What is required
Write the records out again, keeping each line exactly as it is.

Exercise material

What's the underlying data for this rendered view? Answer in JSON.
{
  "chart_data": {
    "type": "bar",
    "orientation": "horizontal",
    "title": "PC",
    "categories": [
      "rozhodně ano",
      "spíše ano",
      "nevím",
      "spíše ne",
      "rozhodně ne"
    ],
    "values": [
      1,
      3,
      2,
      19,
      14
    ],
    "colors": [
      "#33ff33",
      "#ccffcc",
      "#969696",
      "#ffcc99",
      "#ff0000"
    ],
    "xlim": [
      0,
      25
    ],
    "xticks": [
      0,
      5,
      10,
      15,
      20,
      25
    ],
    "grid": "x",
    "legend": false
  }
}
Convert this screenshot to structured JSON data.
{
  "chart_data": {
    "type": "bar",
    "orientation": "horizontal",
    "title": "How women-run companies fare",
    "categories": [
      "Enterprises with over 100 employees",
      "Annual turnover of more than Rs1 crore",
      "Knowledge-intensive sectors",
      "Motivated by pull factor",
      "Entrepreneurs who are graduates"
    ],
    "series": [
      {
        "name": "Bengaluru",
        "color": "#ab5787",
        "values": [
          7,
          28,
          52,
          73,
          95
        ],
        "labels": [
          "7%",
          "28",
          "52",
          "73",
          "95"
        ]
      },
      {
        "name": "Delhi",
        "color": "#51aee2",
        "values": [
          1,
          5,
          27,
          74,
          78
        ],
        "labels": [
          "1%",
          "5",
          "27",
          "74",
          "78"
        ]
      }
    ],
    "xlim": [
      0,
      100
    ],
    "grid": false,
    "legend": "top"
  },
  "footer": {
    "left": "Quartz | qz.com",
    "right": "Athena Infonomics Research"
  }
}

Written answer
What's the underlying data for this rendered view? Answer in JSON.
{
  "chart_data": {
    "type": "bar",
    "orientation": "horizontal",
    "title": "PC",
    "categories": [
      "rozhodně ano",
      "spíše ano",
      "nevím",
      "spíše ne",
      "rozhodně ne"
    ],
    "values": [
      1,
      3,
      2,
      19,
      14
    ],
    "colors": [
      "#33ff33",
      "#ccffcc",
      "#969696",
      "#ffcc99",
      "#ff0000"
    ],
    "xlim": [
      0,
      25
    ],
    "xticks": [
      0,
      5,
      10,
      15,
      20,
      25
    ],
    "grid": "x",
    "legend": false
  }
}
Convert this screenshot to structured JSON data.
{
  "chart_data": {
    "type": "bar",
    "orientation": "horizontal",
    "title": "How women-run companies fare",
    "categories": [
      "Enterprises with over 100 employees",
      "Annual turnover of more than Rs1 crore",
      "Knowledge-intensive sectors",
      "Motivated by pull factor",
      "Entrepreneurs who are graduates"
    ],
    "series": [
      {
        "name": "Bengaluru",
        "color": "#ab5787",
        "values": [
          7,
          28,
          52,
          73,
          95
        ],
        "labels": [
          "7%",
          "28",
          "52",
          "73",
          "95"
        ]
      },
      {
        "name": "Delhi",
        "color": "#51aee2",
        "values": [
          1,
          5,
          27,
          74,
          78
        ],
        "labels": [
          "1%",
          "5",
          "27",
          "74",
          "78"
        ]
      }
    ],
    "xlim": [
      0,
      100
    ],
    "grid": false,
    "legend": "top"
  },
  "footer": {
    "left": "Quartz | qz.com",
    "right": "Athena Infonomics Research"
  }
}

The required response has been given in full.